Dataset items
>>>>

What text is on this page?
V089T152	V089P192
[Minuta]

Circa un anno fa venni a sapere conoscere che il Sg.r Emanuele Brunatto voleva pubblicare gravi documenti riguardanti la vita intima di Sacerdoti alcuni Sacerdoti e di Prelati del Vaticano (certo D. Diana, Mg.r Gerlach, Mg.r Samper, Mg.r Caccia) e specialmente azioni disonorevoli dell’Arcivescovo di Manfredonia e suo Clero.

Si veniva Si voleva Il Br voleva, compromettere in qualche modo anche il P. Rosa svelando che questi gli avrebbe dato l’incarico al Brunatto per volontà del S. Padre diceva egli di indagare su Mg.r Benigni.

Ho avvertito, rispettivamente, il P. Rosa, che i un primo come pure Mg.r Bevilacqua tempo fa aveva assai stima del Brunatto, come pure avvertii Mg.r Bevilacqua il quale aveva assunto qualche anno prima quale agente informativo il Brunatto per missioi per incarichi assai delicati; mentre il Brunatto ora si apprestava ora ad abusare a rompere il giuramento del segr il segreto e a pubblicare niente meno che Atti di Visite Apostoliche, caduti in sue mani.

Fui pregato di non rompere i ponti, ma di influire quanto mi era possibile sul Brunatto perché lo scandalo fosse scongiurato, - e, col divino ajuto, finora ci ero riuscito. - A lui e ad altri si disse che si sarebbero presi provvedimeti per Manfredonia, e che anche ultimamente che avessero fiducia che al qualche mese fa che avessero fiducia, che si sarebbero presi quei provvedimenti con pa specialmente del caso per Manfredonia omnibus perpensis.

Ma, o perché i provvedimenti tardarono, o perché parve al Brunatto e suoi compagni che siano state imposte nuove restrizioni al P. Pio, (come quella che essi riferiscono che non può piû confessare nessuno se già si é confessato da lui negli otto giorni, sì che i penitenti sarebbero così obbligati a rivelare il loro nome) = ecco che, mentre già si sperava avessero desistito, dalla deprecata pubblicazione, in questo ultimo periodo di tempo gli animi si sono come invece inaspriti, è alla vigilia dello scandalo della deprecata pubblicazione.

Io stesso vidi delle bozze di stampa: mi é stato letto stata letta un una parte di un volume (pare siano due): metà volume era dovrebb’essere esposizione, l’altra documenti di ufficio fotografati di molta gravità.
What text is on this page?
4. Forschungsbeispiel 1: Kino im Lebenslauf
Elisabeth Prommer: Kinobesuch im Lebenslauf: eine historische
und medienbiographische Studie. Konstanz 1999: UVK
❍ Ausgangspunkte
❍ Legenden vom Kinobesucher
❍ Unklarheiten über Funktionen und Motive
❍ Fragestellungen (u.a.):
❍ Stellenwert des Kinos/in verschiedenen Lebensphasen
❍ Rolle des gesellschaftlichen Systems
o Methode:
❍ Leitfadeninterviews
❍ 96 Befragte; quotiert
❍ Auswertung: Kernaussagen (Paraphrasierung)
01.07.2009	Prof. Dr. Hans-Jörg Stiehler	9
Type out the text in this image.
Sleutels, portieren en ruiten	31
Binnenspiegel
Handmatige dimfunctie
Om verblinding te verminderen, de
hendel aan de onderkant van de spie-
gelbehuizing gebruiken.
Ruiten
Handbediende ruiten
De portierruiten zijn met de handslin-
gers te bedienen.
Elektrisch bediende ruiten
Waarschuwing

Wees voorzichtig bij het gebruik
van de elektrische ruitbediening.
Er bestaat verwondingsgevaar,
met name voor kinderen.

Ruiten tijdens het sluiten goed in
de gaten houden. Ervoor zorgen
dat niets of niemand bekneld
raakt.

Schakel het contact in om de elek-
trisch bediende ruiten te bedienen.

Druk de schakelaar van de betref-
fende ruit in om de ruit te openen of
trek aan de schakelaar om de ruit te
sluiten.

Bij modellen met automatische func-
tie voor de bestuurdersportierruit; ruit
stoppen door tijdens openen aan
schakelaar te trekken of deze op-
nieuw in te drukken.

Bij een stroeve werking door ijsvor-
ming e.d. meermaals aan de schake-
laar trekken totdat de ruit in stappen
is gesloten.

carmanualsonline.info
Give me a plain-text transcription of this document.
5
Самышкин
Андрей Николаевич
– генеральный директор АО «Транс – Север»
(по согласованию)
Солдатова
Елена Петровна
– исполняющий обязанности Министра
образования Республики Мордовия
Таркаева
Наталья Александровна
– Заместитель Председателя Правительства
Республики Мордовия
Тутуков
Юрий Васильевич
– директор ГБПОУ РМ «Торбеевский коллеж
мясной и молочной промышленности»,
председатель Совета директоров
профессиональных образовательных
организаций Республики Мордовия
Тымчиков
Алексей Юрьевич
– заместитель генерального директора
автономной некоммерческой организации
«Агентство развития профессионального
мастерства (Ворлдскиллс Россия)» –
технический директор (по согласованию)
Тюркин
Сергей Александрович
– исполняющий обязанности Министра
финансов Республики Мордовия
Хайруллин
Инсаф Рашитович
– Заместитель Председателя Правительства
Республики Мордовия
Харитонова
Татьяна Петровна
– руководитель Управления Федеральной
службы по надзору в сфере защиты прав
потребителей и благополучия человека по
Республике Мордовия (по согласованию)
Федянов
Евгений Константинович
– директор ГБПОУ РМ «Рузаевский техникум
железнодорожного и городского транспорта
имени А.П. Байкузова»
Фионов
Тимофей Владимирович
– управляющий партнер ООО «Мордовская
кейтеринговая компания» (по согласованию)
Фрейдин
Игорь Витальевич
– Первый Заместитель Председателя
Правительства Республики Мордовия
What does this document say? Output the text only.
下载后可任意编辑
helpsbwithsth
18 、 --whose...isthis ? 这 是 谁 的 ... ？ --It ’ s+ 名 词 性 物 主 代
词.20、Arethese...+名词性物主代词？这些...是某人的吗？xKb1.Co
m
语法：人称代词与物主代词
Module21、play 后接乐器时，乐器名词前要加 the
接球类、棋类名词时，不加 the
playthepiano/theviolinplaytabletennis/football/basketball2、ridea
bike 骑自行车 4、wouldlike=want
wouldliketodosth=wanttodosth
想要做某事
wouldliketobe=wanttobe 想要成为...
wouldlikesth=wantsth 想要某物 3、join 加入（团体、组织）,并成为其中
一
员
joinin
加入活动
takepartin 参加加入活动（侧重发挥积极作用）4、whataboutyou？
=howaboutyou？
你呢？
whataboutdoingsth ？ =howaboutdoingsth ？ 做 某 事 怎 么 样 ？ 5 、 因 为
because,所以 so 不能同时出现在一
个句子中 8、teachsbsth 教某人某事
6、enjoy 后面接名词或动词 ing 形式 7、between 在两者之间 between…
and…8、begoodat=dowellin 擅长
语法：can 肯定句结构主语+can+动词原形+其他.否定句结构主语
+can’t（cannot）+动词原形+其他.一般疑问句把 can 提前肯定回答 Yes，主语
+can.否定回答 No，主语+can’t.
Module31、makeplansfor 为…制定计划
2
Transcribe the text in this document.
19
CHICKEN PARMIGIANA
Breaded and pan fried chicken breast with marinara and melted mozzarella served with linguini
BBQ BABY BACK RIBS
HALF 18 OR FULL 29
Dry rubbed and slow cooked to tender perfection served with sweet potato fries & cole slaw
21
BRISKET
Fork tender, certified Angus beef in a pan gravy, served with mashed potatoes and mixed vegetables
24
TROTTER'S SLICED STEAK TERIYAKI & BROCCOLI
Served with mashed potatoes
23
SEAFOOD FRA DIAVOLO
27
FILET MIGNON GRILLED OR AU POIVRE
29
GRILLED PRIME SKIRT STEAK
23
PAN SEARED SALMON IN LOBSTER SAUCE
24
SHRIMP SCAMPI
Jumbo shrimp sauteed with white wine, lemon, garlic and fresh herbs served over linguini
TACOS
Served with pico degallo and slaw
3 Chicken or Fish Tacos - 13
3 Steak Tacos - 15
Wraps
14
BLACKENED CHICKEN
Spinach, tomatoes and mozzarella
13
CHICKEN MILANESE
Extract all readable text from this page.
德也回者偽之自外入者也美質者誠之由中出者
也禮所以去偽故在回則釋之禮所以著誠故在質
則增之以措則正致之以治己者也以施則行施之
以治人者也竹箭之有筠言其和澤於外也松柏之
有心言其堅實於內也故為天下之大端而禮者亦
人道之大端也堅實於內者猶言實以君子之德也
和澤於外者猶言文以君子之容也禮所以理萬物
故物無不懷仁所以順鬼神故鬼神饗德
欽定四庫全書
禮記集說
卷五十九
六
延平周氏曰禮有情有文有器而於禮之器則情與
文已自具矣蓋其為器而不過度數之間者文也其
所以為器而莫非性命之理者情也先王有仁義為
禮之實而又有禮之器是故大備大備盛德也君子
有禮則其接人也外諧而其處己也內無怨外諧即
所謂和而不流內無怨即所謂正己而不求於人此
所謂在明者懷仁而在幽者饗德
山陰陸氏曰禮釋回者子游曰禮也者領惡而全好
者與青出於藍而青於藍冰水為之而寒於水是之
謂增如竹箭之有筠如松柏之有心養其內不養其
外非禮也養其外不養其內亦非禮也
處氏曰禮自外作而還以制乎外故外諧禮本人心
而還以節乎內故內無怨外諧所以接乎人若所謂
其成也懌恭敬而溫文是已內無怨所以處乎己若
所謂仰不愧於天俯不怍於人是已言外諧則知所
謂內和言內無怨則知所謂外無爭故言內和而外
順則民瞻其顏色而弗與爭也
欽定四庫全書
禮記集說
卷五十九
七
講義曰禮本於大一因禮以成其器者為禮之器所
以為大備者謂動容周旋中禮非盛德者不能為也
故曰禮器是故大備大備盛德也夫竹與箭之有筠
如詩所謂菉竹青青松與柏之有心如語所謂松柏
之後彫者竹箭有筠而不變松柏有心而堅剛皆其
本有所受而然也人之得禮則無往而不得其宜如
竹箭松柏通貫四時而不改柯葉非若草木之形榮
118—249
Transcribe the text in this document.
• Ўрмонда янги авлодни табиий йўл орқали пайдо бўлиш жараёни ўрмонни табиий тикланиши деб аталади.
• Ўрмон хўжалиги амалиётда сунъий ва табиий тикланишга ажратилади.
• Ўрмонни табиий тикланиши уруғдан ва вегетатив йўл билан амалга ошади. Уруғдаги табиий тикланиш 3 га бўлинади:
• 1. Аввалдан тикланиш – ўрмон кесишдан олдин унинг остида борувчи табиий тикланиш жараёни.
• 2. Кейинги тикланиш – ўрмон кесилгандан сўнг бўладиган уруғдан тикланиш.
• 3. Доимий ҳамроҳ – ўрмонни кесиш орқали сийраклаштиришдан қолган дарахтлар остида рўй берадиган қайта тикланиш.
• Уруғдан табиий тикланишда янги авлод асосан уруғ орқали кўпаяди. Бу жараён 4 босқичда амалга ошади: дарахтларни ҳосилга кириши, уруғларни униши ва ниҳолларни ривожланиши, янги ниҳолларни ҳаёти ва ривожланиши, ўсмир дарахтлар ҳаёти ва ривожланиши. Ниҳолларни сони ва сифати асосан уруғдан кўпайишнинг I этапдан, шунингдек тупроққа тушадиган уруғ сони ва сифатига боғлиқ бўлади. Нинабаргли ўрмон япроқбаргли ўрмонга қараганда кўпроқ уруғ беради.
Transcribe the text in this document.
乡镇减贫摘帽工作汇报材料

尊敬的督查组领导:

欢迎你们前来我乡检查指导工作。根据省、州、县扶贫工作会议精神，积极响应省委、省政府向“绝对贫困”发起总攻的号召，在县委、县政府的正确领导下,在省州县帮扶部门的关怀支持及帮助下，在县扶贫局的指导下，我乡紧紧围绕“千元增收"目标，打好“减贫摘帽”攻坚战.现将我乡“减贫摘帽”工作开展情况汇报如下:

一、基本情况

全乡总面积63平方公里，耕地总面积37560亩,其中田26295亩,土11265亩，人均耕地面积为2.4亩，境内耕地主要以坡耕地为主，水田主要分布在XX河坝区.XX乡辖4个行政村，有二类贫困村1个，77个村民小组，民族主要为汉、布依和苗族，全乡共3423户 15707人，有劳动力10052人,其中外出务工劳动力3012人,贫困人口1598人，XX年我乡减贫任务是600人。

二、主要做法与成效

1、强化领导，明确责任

<<<<

Using the records given above, list every line that includes the word "potatoes".

Fork tender, certified Angus beef in a pan gravy, served with mashed potatoes and mixed vegetables
Served with mashed potatoes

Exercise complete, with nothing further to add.